▶ **PASSAGE SHOWN**:
A metric tonne is equal to 1000 kilograms. This is equivalent to a megagram (Mg) and is easily confusable with the short ton, so the megagram should be preferred.

class pyunitx.mass.tons(value: Decimal | float | str)

One short ton is 2000 pounds. It should not be confused with the metric tonne, which is 1000 kilograms.

pyunitx.mass.troy_pound

alias of troy_pounds_mass

Temperature

Conversions between these units are deltas, as the systems have different zeros.

class pyunitx.temperature.celsius(value: Decimal | float | str)

Within this module, all temperatures are treated as deltas, ignoring the fact that the systems have different zeros. Thus, calling celsius(25).to_kelvin() will not produce kelvin(298.15) as you might expect, but rather kelvin(25). To help out, the value of absolute zero has been provided in each of the non-absolute units.

To convert from a direct measurement in degrees Celsius to one in Kelvin, use (<celsius measurement> - absolute_zero_celsius).to_kelvin(). The to_kelvin at the end is of course not strictly necessary, depending on how you are interpreting the results, but is certainly in line with intention.

class pyunitx.temperature.fahrenheit(value: Decimal | float | str)

Within this module, all temperatures are treated as deltas, ignoring the fact that the systems have different zeros. Thus, calling fahrenheit(25).to_rankine() will not produce rankine(484.67) as you might expect, but rather rankine(25). To help out, the value of absolute zero has been provided in each of the non-absolute units.

To convert from a direct measurement in degrees Fahrenheit to one in degrees Rankine, use (<fahrenheit measurement> - absolute_zero_fahrenheit).to_rankine(). The to_rankine at the end is of course not strictly necessary, depending on how you are interpreting the results, but is certainly in line with intention.

class pyunitx.temperature.kelvin(value: Decimal | float | str)

Within this module, all temperatures are treated as deltas, ignoring the fact that the systems have different zeros. Thus, calling celsius(25).to_kelvin() will not produce kelvin(298.15) as you might expect, but rather kelvin(25). To help out, the value of absolute zero has been provided in each of the non-absolute units.

Kelvin is the absolute measure of temperature in the SI system. Its units are equal in size to the Celsius degree, but its zero point is at absolute zero.

class pyunitx.temperature.rankine(value: Decimal | float | str)

▶ **OBJECTIVE 1**: According to the pyunitx documentation, how many pounds are in one short ton?
▶ **OBJECTIVE 2**: Write out a stretch of the pyunitx documentation: begin at the words that include "class pyunitx.mass.tons(value: Decimal" and stop after "as the systems have different zeros.".
▶ **OBJECTIVE 3**: Continue the pyunitx unit documentation from its last line.
The lines that come next are separate material, unconnected to the pyunitx documentation.

▶ **DATA SEGMENT**:
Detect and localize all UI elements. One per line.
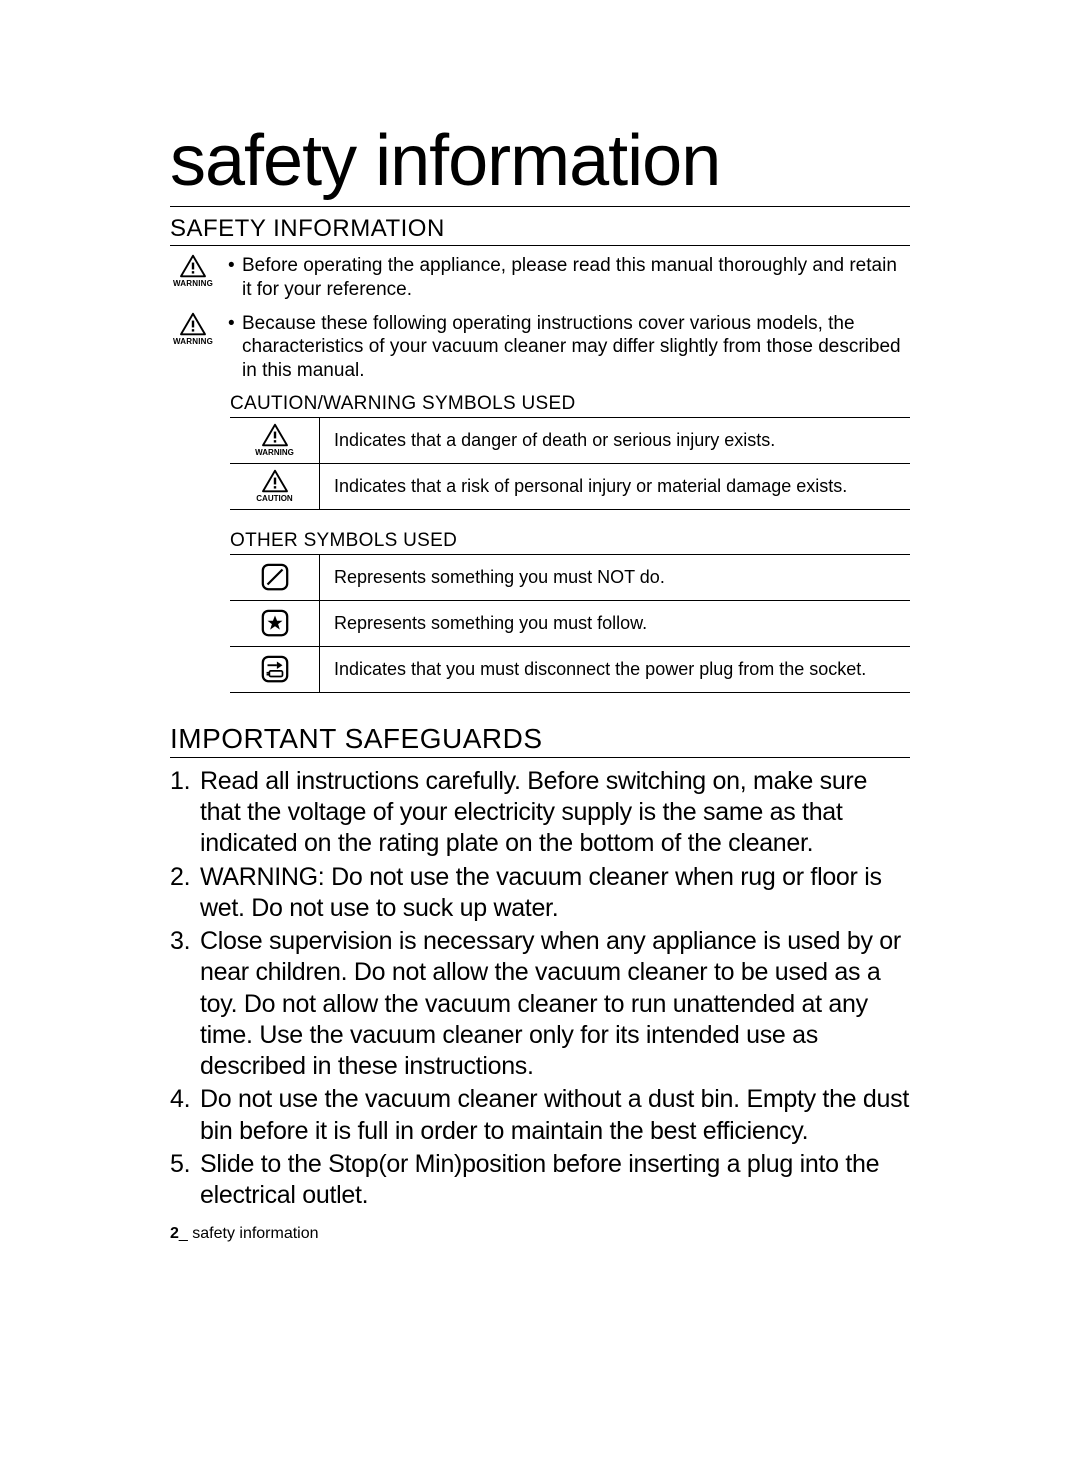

▶ **EXPECTED OUTPUT 1**: One short ton is 2000 pounds.

▶ **EXPECTED OUTPUT 2**:
class pyunitx.mass.tons(value: Decimal | float | str)

One short ton is 2000 pounds. It should not be confused with the metric tonne, which is 1000 kilograms.

pyunitx.mass.troy_pound

alias of troy_pounds_mass

Temperature

Conversions between these units are deltas, as the systems have different zeros.

▶ **EXPECTED OUTPUT 3**:
Within this module, all temperatures are treated as deltas, ignoring the fact that the systems have different zeros. Thus, calling fahrenheit(25).to_rankine() will not produce rankine(484.67) as you might expect, but rather rankine(25). To help out, the value of absolute zero has been provided in each of the non-absolute units.

Degrees Rankine are the US Customary scale’s absolute temperature scale. Its degrees are the same size as Fahrenheit but its zero is at absolute zero.

Angle

class pyunitx.angle.arcminutes(value: Decimal | float | str)

An arcminute is 1/60 of a degree.

class pyunitx.angle.arcseconds(value: Decimal | float | str)

An arcsecond is 1/60 of an arcminute, and therefore 1/3600 of a degree.

class pyunitx.angle.degrees(value: Decimal | float | str)

Degrees are a measure of angles. 360 degrees extend around a circle. The true base unit of angle is the dimensionless radian, but degrees see common use as well.

All angle measurements in this module are equipped with a to_radians method alongside the other conversion functions that work between the angle measurements defined here. Note that radians are dimensionless so this will return a plain number. To convert from radians to degrees, use degrees.from_radians().

static from_dms(d, m=None, s=None)

Convert from degrees/minutes/seconds notation into a degrees measurement.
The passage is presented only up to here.